• OBJECTIVE: Return the listing below in full, with every line exactly as it is.

┄┄┄┄┄┄

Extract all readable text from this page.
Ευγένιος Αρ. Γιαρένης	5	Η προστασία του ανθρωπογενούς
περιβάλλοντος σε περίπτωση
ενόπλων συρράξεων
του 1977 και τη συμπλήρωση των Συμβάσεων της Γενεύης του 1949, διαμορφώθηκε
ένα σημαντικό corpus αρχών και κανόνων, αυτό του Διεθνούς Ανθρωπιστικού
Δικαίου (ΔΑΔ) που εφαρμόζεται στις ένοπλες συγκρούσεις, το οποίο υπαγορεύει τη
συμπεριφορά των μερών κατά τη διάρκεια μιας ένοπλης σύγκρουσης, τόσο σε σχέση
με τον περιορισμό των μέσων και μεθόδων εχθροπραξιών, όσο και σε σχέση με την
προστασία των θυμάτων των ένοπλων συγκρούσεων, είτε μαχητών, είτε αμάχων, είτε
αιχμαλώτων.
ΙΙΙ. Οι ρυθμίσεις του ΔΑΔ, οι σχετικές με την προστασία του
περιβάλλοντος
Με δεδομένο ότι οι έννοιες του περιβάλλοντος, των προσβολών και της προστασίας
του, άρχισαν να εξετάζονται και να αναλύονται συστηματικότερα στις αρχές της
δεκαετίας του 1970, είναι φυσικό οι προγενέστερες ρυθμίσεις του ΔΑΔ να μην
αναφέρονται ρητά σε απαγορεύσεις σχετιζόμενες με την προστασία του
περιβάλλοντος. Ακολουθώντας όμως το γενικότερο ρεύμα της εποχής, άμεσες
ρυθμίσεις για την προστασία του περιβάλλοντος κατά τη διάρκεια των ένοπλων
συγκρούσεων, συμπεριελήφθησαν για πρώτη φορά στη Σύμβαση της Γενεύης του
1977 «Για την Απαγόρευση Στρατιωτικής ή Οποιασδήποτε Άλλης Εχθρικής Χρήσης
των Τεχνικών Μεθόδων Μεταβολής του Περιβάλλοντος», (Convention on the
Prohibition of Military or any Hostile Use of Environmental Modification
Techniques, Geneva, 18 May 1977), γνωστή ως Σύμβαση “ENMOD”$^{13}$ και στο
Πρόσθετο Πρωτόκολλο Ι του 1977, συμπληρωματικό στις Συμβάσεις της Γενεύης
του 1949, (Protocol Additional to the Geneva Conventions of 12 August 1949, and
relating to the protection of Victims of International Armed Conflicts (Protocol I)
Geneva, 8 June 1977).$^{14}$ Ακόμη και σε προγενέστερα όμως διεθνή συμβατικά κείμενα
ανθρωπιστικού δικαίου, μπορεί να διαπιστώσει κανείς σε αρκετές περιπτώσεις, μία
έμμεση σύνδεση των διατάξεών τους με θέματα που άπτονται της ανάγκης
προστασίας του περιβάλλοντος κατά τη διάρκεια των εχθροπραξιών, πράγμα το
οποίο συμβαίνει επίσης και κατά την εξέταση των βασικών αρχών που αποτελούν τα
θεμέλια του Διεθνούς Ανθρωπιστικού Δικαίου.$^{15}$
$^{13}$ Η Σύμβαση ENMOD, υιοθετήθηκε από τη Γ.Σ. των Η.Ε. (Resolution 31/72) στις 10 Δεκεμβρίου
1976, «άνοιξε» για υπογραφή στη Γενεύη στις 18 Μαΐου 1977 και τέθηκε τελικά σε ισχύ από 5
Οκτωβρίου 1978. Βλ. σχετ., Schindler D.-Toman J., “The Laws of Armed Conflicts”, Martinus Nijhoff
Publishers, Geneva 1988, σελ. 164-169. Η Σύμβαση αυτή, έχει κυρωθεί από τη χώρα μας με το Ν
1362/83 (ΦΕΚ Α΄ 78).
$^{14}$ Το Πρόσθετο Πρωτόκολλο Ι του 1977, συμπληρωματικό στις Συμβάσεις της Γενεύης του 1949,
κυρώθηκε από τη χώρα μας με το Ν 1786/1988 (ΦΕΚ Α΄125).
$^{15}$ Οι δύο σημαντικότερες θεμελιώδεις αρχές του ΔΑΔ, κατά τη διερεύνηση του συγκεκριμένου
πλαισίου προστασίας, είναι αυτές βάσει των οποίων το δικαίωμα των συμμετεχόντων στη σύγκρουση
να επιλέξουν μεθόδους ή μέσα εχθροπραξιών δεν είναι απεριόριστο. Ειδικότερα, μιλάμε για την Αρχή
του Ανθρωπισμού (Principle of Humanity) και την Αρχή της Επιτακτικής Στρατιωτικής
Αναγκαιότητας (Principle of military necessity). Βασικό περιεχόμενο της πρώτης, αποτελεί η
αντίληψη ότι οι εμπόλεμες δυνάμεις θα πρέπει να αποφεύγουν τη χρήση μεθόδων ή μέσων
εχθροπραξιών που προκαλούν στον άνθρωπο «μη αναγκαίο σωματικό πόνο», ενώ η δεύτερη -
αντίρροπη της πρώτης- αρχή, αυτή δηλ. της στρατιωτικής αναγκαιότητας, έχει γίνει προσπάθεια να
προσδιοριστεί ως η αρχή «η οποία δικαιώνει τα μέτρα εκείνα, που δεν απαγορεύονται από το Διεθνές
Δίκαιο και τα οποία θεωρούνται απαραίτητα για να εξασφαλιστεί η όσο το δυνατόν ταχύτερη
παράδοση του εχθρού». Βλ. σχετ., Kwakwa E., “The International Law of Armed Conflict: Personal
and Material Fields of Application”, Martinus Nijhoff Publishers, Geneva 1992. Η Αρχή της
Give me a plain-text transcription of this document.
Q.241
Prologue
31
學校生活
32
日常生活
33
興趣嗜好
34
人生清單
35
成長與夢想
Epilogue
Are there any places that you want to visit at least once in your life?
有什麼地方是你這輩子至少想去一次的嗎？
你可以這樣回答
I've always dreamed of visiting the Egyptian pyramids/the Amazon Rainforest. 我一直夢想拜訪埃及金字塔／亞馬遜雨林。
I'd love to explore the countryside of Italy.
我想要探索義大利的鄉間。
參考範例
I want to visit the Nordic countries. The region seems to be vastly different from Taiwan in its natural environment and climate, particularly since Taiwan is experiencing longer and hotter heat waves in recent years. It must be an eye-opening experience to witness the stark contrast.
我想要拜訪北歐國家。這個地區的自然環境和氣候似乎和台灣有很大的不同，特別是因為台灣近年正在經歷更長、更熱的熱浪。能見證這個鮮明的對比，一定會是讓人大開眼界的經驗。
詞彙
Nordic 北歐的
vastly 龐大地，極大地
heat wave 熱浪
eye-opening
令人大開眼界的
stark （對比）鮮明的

┄┄┄┄┄┄

• TASK OUTPUT:
Extract all readable text from this page.
Ευγένιος Αρ. Γιαρένης	5	Η προστασία του ανθρωπογενούς
περιβάλλοντος σε περίπτωση
ενόπλων συρράξεων
του 1977 και τη συμπλήρωση των Συμβάσεων της Γενεύης του 1949, διαμορφώθηκε
ένα σημαντικό corpus αρχών και κανόνων, αυτό του Διεθνούς Ανθρωπιστικού
Δικαίου (ΔΑΔ) που εφαρμόζεται στις ένοπλες συγκρούσεις, το οποίο υπαγορεύει τη
συμπεριφορά των μερών κατά τη διάρκεια μιας ένοπλης σύγκρουσης, τόσο σε σχέση
με τον περιορισμό των μέσων και μεθόδων εχθροπραξιών, όσο και σε σχέση με την
προστασία των θυμάτων των ένοπλων συγκρούσεων, είτε μαχητών, είτε αμάχων, είτε
αιχμαλώτων.
ΙΙΙ. Οι ρυθμίσεις του ΔΑΔ, οι σχετικές με την προστασία του
περιβάλλοντος
Με δεδομένο ότι οι έννοιες του περιβάλλοντος, των προσβολών και της προστασίας
του, άρχισαν να εξετάζονται και να αναλύονται συστηματικότερα στις αρχές της
δεκαετίας του 1970, είναι φυσικό οι προγενέστερες ρυθμίσεις του ΔΑΔ να μην
αναφέρονται ρητά σε απαγορεύσεις σχετιζόμενες με την προστασία του
περιβάλλοντος. Ακολουθώντας όμως το γενικότερο ρεύμα της εποχής, άμεσες
ρυθμίσεις για την προστασία του περιβάλλοντος κατά τη διάρκεια των ένοπλων
συγκρούσεων, συμπεριελήφθησαν για πρώτη φορά στη Σύμβαση της Γενεύης του
1977 «Για την Απαγόρευση Στρατιωτικής ή Οποιασδήποτε Άλλης Εχθρικής Χρήσης
των Τεχνικών Μεθόδων Μεταβολής του Περιβάλλοντος», (Convention on the
Prohibition of Military or any Hostile Use of Environmental Modification
Techniques, Geneva, 18 May 1977), γνωστή ως Σύμβαση “ENMOD”$^{13}$ και στο
Πρόσθετο Πρωτόκολλο Ι του 1977, συμπληρωματικό στις Συμβάσεις της Γενεύης
του 1949, (Protocol Additional to the Geneva Conventions of 12 August 1949, and
relating to the protection of Victims of International Armed Conflicts (Protocol I)
Geneva, 8 June 1977).$^{14}$ Ακόμη και σε προγενέστερα όμως διεθνή συμβατικά κείμενα
ανθρωπιστικού δικαίου, μπορεί να διαπιστώσει κανείς σε αρκετές περιπτώσεις, μία
έμμεση σύνδεση των διατάξεών τους με θέματα που άπτονται της ανάγκης
προστασίας του περιβάλλοντος κατά τη διάρκεια των εχθροπραξιών, πράγμα το
οποίο συμβαίνει επίσης και κατά την εξέταση των βασικών αρχών που αποτελούν τα
θεμέλια του Διεθνούς Ανθρωπιστικού Δικαίου.$^{15}$
$^{13}$ Η Σύμβαση ENMOD, υιοθετήθηκε από τη Γ.Σ. των Η.Ε. (Resolution 31/72) στις 10 Δεκεμβρίου
1976, «άνοιξε» για υπογραφή στη Γενεύη στις 18 Μαΐου 1977 και τέθηκε τελικά σε ισχύ από 5
Οκτωβρίου 1978. Βλ. σχετ., Schindler D.-Toman J., “The Laws of Armed Conflicts”, Martinus Nijhoff
Publishers, Geneva 1988, σελ. 164-169. Η Σύμβαση αυτή, έχει κυρωθεί από τη χώρα μας με το Ν
1362/83 (ΦΕΚ Α΄ 78).
$^{14}$ Το Πρόσθετο Πρωτόκολλο Ι του 1977, συμπληρωματικό στις Συμβάσεις της Γενεύης του 1949,
κυρώθηκε από τη χώρα μας με το Ν 1786/1988 (ΦΕΚ Α΄125).
$^{15}$ Οι δύο σημαντικότερες θεμελιώδεις αρχές του ΔΑΔ, κατά τη διερεύνηση του συγκεκριμένου
πλαισίου προστασίας, είναι αυτές βάσει των οποίων το δικαίωμα των συμμετεχόντων στη σύγκρουση
να επιλέξουν μεθόδους ή μέσα εχθροπραξιών δεν είναι απεριόριστο. Ειδικότερα, μιλάμε για την Αρχή
του Ανθρωπισμού (Principle of Humanity) και την Αρχή της Επιτακτικής Στρατιωτικής
Αναγκαιότητας (Principle of military necessity). Βασικό περιεχόμενο της πρώτης, αποτελεί η
αντίληψη ότι οι εμπόλεμες δυνάμεις θα πρέπει να αποφεύγουν τη χρήση μεθόδων ή μέσων
εχθροπραξιών που προκαλούν στον άνθρωπο «μη αναγκαίο σωματικό πόνο», ενώ η δεύτερη -
αντίρροπη της πρώτης- αρχή, αυτή δηλ. της στρατιωτικής αναγκαιότητας, έχει γίνει προσπάθεια να
προσδιοριστεί ως η αρχή «η οποία δικαιώνει τα μέτρα εκείνα, που δεν απαγορεύονται από το Διεθνές
Δίκαιο και τα οποία θεωρούνται απαραίτητα για να εξασφαλιστεί η όσο το δυνατόν ταχύτερη
παράδοση του εχθρού». Βλ. σχετ., Kwakwa E., “The International Law of Armed Conflict: Personal
and Material Fields of Application”, Martinus Nijhoff Publishers, Geneva 1992. Η Αρχή της
Give me a plain-text transcription of this document.
Q.241
Prologue
31
學校生活
32
日常生活
33
興趣嗜好
34
人生清單
35
成長與夢想
Epilogue
Are there any places that you want to visit at least once in your life?
有什麼地方是你這輩子至少想去一次的嗎？
你可以這樣回答
I've always dreamed of visiting the Egyptian pyramids/the Amazon Rainforest. 我一直夢想拜訪埃及金字塔／亞馬遜雨林。
I'd love to explore the countryside of Italy.
我想要探索義大利的鄉間。
參考範例
I want to visit the Nordic countries. The region seems to be vastly different from Taiwan in its natural environment and climate, particularly since Taiwan is experiencing longer and hotter heat waves in recent years. It must be an eye-opening experience to witness the stark contrast.
我想要拜訪北歐國家。這個地區的自然環境和氣候似乎和台灣有很大的不同，特別是因為台灣近年正在經歷更長、更熱的熱浪。能見證這個鮮明的對比，一定會是讓人大開眼界的經驗。
詞彙
Nordic 北歐的
vastly 龐大地，極大地
heat wave 熱浪
eye-opening
令人大開眼界的
stark （對比）鮮明的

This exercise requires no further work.